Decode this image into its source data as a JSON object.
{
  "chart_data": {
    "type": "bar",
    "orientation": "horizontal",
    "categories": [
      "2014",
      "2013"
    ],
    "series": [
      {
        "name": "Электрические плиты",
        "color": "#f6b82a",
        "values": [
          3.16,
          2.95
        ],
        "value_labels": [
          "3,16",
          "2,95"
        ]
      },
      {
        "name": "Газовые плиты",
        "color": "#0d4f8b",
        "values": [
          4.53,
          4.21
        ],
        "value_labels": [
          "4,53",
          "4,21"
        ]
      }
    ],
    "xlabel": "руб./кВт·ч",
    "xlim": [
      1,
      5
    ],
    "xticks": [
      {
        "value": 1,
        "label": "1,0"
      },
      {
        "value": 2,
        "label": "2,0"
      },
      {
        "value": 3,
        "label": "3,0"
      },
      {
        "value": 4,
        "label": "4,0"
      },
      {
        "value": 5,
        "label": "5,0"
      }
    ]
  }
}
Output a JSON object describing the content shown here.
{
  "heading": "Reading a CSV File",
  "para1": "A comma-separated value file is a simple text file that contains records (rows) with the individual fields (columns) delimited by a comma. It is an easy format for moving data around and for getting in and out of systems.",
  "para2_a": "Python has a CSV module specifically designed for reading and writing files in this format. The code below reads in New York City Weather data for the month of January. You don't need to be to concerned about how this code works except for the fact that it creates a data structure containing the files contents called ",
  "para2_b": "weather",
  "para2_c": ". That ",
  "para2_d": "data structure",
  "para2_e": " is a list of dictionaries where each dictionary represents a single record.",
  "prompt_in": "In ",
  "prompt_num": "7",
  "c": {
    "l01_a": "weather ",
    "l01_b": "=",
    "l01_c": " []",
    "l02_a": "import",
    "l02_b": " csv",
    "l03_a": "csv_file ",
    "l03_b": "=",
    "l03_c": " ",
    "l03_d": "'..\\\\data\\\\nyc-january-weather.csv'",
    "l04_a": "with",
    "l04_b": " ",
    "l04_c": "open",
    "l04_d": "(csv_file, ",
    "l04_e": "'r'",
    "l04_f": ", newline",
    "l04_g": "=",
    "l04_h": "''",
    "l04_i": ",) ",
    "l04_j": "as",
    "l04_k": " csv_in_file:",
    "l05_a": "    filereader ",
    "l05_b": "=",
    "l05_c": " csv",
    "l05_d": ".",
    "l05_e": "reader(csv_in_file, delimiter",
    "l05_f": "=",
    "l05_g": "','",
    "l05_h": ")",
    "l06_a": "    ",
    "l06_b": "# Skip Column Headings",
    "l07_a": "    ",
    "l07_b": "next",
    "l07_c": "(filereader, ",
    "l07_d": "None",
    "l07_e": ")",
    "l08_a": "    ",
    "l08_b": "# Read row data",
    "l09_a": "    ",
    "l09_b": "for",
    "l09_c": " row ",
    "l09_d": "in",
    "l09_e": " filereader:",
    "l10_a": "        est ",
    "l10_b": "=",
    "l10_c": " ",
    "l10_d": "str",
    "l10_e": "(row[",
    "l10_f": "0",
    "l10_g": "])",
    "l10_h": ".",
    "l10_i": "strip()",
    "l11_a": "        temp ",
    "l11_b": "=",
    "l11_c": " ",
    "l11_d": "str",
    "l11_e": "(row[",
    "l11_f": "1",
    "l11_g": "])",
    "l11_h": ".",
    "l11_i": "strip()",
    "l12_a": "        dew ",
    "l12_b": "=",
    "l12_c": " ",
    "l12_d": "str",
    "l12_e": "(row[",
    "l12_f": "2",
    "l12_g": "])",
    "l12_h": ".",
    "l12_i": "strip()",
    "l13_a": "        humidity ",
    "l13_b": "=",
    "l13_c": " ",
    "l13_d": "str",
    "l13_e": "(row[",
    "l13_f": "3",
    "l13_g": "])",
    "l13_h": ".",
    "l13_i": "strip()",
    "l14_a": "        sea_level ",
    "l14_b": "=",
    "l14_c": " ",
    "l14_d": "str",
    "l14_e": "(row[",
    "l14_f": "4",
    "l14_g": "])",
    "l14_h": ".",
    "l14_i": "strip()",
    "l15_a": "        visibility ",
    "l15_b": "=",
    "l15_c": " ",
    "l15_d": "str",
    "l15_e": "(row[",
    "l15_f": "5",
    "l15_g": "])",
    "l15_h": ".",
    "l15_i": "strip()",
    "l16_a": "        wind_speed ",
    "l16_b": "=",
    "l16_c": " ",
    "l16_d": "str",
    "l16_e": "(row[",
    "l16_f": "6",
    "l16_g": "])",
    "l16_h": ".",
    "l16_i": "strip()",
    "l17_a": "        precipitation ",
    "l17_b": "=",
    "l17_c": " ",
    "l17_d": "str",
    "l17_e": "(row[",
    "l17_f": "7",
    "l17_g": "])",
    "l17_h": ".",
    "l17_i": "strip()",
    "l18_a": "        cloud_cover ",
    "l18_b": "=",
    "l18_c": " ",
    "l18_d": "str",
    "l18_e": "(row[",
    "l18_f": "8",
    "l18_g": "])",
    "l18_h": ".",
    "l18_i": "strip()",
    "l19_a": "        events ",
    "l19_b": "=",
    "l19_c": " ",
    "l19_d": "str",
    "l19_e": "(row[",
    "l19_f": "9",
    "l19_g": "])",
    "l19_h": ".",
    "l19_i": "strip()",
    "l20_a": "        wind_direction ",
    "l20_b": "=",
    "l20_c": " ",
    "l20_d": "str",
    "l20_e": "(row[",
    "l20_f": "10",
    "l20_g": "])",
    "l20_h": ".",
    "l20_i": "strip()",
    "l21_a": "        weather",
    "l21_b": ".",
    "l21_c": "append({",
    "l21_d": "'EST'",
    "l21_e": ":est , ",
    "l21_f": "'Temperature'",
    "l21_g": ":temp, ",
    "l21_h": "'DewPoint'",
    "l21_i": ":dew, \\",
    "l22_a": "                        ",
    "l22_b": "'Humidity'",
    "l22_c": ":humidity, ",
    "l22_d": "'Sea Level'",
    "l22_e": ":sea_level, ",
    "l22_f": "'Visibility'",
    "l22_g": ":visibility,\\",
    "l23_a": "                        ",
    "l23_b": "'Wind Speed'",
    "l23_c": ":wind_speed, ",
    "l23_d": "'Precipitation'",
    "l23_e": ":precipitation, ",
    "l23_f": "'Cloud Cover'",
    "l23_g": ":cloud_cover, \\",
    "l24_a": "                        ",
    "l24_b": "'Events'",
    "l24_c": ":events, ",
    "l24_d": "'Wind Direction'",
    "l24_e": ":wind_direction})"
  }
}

________________

In the records, locate each line holding the string "object" and copy it.

Result:
Decode this image into its source data as a JSON object.
Output a JSON object describing the content shown here.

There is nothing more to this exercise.